──────── Trecho para leitura ────────

Tenho o DVD com o King Kong de 1933, mas não o revi antes da versão de Peter Jackson que está em cartaz. Tentei assistir o filme novo sem estar com o velho na cabeça, mas foi difícil. Vi este filme quando tinha 6 ou 7 anos de idade, e é dos que mais me impressionaram no começo da vida, junto com O mundo em perigo (“Them!”) de Gordon Douglas e O Ladrão de Bagdá (a versão de 1940, com Sabu). A fidelidade do roteiro de Peter Jackson é enorme, porque praticamente todas as cenas de que eu me lembrava foram reencontradas no filme atual.

──────── Material fornecido ────────

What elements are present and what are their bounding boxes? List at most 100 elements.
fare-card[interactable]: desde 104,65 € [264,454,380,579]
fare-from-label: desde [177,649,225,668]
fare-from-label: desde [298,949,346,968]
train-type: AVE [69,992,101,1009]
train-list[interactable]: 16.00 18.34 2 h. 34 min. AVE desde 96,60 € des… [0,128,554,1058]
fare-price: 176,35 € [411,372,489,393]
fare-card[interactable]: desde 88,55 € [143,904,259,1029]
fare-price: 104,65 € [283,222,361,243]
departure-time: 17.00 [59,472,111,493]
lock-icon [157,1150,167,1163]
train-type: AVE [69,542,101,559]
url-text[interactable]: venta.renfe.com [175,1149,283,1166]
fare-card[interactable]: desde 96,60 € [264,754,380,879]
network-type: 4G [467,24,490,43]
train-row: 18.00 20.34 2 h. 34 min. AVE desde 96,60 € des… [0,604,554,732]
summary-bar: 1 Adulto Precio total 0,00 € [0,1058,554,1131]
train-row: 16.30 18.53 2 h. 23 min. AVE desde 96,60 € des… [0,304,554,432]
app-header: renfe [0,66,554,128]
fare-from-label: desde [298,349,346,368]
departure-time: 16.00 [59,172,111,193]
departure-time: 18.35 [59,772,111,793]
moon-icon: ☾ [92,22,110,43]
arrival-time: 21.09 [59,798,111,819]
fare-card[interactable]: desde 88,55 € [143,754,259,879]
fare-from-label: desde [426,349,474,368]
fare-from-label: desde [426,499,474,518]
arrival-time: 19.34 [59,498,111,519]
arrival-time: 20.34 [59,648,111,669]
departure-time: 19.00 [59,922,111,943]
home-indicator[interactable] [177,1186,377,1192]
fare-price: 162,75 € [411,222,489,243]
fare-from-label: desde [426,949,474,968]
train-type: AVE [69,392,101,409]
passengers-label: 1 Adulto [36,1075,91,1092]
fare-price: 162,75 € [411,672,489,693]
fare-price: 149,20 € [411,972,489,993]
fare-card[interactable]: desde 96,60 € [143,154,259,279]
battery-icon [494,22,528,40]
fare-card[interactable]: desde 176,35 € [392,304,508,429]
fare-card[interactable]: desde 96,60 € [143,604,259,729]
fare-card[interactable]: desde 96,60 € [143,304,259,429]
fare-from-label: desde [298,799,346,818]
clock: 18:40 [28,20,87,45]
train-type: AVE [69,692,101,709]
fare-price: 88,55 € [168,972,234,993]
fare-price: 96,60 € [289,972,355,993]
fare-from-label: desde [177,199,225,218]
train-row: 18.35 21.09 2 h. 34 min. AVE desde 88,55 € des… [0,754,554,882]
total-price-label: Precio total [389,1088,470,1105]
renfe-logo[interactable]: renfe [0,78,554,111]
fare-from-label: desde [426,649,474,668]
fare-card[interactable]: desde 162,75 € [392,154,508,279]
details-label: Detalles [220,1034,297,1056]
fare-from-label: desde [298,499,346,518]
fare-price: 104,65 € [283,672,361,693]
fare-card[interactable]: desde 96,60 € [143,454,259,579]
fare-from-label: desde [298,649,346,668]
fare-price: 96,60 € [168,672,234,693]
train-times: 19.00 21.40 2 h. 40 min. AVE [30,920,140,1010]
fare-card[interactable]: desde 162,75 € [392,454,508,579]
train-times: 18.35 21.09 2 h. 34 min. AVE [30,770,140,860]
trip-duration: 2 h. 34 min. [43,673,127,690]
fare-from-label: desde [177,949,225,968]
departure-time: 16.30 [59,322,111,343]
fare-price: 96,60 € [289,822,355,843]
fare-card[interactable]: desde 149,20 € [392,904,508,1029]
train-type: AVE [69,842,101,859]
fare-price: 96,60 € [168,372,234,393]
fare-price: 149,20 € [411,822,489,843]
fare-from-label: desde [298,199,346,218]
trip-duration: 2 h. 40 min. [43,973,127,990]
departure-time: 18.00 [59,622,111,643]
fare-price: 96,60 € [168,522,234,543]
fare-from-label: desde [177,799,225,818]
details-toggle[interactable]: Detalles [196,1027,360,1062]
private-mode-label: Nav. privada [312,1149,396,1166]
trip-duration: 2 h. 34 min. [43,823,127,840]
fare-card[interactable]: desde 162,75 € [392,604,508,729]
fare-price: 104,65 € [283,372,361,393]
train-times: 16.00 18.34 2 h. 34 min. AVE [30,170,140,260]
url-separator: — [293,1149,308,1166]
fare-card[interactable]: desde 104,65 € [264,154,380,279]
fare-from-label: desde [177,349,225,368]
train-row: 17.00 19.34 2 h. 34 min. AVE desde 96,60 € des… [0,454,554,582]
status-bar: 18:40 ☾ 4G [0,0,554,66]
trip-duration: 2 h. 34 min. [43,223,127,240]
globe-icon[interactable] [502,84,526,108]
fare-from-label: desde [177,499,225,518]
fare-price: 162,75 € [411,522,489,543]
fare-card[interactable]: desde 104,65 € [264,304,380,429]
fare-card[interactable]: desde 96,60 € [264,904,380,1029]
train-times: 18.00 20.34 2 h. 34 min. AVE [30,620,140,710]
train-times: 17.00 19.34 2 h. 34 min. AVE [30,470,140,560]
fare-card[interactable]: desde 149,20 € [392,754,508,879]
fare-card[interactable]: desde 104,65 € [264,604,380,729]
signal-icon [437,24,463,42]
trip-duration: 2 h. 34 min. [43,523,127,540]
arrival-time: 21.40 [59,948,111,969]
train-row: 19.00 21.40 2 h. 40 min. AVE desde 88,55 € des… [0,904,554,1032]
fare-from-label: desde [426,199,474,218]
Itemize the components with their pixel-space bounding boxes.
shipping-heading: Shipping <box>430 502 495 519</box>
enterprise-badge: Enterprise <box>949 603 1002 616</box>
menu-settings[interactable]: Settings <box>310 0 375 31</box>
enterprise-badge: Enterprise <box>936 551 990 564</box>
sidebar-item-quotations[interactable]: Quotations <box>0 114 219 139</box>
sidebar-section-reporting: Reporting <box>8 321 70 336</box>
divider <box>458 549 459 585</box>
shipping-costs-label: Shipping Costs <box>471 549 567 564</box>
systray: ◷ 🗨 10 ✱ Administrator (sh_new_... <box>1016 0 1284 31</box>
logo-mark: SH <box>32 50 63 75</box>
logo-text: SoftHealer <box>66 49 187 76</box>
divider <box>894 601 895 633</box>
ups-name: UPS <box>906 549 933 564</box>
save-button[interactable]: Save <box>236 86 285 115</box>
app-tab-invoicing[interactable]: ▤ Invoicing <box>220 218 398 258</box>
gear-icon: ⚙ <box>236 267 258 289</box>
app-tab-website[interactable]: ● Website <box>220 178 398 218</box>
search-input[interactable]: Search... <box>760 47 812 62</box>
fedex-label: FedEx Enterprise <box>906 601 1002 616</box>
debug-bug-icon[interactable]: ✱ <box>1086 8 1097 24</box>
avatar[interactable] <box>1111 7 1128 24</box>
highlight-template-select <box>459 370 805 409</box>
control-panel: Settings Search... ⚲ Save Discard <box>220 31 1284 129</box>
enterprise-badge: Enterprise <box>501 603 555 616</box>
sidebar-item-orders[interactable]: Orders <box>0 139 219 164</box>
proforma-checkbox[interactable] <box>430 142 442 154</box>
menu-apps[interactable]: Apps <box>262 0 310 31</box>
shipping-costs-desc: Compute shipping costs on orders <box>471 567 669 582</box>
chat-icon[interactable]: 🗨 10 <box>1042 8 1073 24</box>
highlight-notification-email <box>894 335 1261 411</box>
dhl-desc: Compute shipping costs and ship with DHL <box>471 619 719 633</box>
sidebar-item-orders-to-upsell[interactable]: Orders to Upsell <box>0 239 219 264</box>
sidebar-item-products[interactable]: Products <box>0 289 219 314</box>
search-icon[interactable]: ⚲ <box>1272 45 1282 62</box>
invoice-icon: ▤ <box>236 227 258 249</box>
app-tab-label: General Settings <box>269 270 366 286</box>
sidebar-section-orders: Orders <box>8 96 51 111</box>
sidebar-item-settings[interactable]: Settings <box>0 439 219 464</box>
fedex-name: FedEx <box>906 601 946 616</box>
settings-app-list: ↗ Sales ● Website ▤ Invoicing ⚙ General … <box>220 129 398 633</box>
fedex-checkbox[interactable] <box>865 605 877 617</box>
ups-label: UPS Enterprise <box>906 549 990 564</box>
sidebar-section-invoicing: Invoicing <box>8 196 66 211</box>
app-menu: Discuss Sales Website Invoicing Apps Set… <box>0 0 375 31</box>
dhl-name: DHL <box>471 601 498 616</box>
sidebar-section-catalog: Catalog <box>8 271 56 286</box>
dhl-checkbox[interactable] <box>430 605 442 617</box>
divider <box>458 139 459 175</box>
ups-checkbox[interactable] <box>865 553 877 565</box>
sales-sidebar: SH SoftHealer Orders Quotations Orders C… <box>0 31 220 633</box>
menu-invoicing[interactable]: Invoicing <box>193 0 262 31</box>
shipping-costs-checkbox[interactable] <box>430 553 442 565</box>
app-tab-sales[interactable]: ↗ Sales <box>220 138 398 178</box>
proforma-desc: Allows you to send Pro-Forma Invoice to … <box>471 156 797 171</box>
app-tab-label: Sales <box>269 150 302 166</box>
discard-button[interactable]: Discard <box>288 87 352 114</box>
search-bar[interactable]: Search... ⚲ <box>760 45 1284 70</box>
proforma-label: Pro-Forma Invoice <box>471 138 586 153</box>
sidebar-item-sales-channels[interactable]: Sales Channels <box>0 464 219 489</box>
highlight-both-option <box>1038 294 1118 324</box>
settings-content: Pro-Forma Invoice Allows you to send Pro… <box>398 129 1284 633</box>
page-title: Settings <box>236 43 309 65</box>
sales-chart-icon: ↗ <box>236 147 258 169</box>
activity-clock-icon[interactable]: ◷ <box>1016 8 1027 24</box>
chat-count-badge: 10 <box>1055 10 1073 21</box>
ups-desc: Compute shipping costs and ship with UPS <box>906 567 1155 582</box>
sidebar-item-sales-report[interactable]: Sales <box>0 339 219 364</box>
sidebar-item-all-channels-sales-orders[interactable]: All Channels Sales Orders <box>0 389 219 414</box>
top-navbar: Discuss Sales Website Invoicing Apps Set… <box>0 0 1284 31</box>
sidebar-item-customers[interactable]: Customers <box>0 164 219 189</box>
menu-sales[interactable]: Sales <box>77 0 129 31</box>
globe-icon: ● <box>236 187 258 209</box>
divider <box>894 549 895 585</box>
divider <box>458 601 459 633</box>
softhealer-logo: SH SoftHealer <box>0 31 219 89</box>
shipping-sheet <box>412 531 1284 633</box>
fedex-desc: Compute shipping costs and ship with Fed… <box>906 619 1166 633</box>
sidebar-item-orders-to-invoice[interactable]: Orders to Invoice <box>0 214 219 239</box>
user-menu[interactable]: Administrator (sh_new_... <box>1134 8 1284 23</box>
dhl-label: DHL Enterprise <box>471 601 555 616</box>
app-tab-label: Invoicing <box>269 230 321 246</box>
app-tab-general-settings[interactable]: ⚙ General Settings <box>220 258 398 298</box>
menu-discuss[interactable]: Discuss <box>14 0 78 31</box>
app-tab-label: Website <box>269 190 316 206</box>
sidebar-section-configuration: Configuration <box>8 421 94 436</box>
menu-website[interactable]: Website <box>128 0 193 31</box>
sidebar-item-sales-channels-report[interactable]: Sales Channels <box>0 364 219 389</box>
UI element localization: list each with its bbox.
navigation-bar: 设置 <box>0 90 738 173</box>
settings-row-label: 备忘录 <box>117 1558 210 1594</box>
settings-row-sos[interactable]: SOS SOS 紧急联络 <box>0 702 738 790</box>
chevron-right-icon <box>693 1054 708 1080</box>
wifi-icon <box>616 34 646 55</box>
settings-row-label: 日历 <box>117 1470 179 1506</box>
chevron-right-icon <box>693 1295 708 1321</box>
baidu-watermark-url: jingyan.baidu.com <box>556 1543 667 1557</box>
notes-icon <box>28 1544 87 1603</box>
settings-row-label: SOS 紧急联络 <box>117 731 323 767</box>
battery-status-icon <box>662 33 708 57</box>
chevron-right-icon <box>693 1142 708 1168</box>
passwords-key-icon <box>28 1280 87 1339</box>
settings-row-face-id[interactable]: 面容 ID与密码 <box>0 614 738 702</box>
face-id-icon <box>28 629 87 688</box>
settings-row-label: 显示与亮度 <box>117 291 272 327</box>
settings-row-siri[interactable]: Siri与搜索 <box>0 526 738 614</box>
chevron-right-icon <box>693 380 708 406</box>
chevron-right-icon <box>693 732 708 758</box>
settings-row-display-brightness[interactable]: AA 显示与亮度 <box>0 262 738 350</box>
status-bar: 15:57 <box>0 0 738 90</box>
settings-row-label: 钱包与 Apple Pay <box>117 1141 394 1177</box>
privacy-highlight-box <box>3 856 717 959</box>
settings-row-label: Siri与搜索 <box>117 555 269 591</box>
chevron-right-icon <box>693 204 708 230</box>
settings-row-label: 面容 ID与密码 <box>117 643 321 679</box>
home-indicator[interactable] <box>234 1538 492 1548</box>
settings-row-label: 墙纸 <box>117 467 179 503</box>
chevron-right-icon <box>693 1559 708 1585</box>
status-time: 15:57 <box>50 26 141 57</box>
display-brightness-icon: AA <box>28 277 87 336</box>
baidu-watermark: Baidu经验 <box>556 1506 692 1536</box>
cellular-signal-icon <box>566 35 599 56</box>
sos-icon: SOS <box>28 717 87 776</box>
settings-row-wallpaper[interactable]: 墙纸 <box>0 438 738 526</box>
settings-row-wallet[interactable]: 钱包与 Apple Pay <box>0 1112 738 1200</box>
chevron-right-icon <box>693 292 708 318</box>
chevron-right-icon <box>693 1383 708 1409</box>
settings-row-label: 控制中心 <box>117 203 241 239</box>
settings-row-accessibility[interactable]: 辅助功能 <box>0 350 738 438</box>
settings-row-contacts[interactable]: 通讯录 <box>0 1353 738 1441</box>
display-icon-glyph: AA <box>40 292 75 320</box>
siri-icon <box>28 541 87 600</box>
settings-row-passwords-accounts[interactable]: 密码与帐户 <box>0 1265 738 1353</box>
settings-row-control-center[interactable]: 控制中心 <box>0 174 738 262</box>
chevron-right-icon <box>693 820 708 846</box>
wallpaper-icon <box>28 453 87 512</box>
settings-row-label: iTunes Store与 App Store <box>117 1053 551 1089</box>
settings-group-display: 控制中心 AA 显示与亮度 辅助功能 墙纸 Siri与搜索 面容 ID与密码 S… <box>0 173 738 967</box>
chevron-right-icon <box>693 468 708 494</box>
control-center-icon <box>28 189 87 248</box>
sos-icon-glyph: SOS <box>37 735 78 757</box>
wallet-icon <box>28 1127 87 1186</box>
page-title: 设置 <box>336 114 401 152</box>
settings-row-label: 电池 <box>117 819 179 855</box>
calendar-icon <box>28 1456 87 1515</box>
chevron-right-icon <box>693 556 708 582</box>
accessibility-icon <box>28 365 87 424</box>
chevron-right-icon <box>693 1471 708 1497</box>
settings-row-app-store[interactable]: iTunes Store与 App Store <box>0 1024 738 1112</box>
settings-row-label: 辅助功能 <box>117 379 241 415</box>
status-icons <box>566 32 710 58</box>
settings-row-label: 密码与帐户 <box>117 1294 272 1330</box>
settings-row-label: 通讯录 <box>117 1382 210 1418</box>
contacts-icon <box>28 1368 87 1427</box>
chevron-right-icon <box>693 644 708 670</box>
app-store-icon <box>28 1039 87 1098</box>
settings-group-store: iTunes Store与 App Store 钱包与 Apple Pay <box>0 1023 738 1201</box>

────────

- **Exercício**: Continue, por favor, o texto sobre os dois filmes de King Kong a partir da última frase do trecho para leitura.

- **Espaço para resposta**:
Eu reduziria aquela primeira parte passada no navio. Gostei de ver a filmagem de cenas do King Kong de 1933; mas o filme só começa de verdade quando o navio mergulha nas brumas e logo está se roçando nos rochedos pontiagudos da ilha. As seqüências que envolvem a Muralha são parecidas com a arquitetura monumental do Senhor dos Anéis, filme anterior do cineasta. (A Ilha, em si, é uma das imagens mais fortes da História; o episódio entre King Kong e os exploradores é uma mera nota de pé de página de uma Narrativa maior que espera para ser contada.)
A tecnologia de efeitos especiais está se enriquecendo tanto que proporciona aos seus artistas muito mais do que simplesmente criar monstros descomunais e verossímeis. Minha seqüência preferida deste filme é a que se segue à longa noite de quebra-quebra promovida por King Kong em Times Square (e ao interlúdio lírico em que ele desliza no gelo do lago). Ao amanhecer, as Forças Armadas estão a postos para exterminá-lo, e toda a seqüência final que aí se inicia (até sua queda do Empire State) é pintada com uma esplêndida paleta de tons dourados, vermelhos, prateados, verdes e azuis.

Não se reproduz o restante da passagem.